• _EXERCISE GOAL_
Quote the Thurston County labor decision from "On November 18, 1982, Office" to "by August, 1983.".

• _TEXT BLOCK_
- - -

BEFORE THE PUBLIC EMPLOYMENT RELATIONS COMMISSION

OFFICE AND PROFESSIONAL EMPLOYEES INTERNATIONAL UNION, LOCAL 23,

CASE NO. 4338-U-82-693

Complainant,

 

 

DECISION NO. 1877 - PECB

vs.

 

THURSTON COUNTY,

FINDINGS OF FACT, CONCLUSIONS OF LAW AND ORDER

Respondent.

 

Welch and Condon, by David B. Condon, Attorney at Law, appeared on behalf of the complainant union.

Patrick D. Sutherland, Prosecuting Attorney, by Marcia Wright Dohrn, Deputy Prosecuting Attorney, appeared on behalf of the respondent county.

On November 18, 1982, Office and Professional Employees International Union, Local 23, (union) filed a complaint charging unfair labor practices against Thurston County alleging a violation of RCW 41.56.140(1) and (4) by the respondent for its refusal to bargain items other than wages and related monetary benefits.

On December 21, 1982, the complainant filed a motion for summary judgment with the Public Employment Relations Commission (PERC). The motion for summary judgment was denied on April 8, 1983. The denial stated that since PERC had not had an opportunity to rule on the statutory scope of bargaining in this type of case where the employer is claiming bifurcated control over the employees, it would be important to submit the matter to a formal hearing.

A hearing was held on May 26, 1983, before Katrina I. Boedecker, Examiner. Post-hearing briefs were filed by August, 1983.

BACKGROUND

The union has been the bargaining representative for employees of Thurston County Juvenile Department since July 22, 1976. The parties have negotiated wage agreements covering the salaries and related monetary fringe benefits such as holidays, vacations, sick leave, insurance and call-back pay, in collective bargaining agreements since 1980. In November, 1982, the union demanded expanded negotiations on issues beyond wages and related monetary benefits. This demand was refused. It is from this refusal that the unfair labor practice complaint springs.

- - -

• _STORED DATA_
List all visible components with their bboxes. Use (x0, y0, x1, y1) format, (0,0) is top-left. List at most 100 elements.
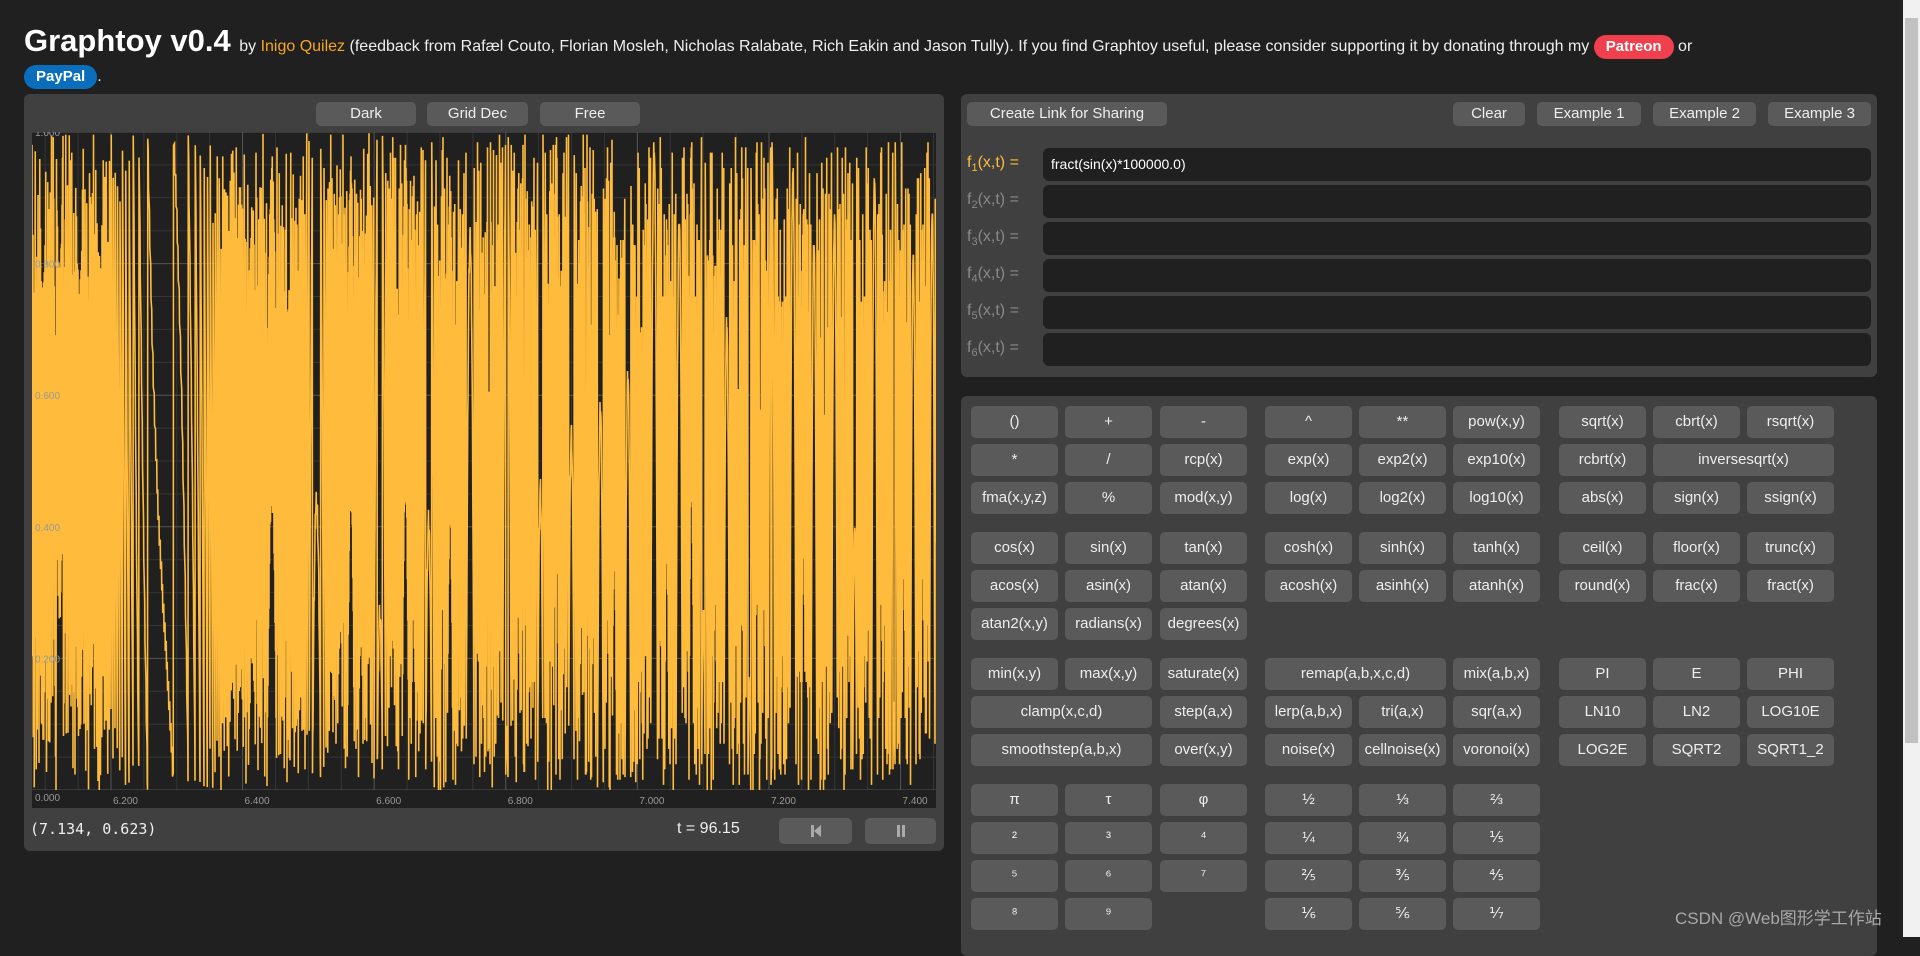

- - -

• _SOLUTION FOR THIS TASK_
On November 18, 1982, Office and Professional Employees International Union, Local 23, (union) filed a complaint charging unfair labor practices against Thurston County alleging a violation of RCW 41.56.140(1) and (4) by the respondent for its refusal to bargain items other than wages and related monetary benefits.

On December 21, 1982, the complainant filed a motion for summary judgment with the Public Employment Relations Commission (PERC). The motion for summary judgment was denied on April 8, 1983. The denial stated that since PERC had not had an opportunity to rule on the statutory scope of bargaining in this type of case where the employer is claiming bifurcated control over the employees, it would be important to submit the matter to a formal hearing.

A hearing was held on May 26, 1983, before Katrina I. Boedecker, Examiner. Post-hearing briefs were filed by August, 1983.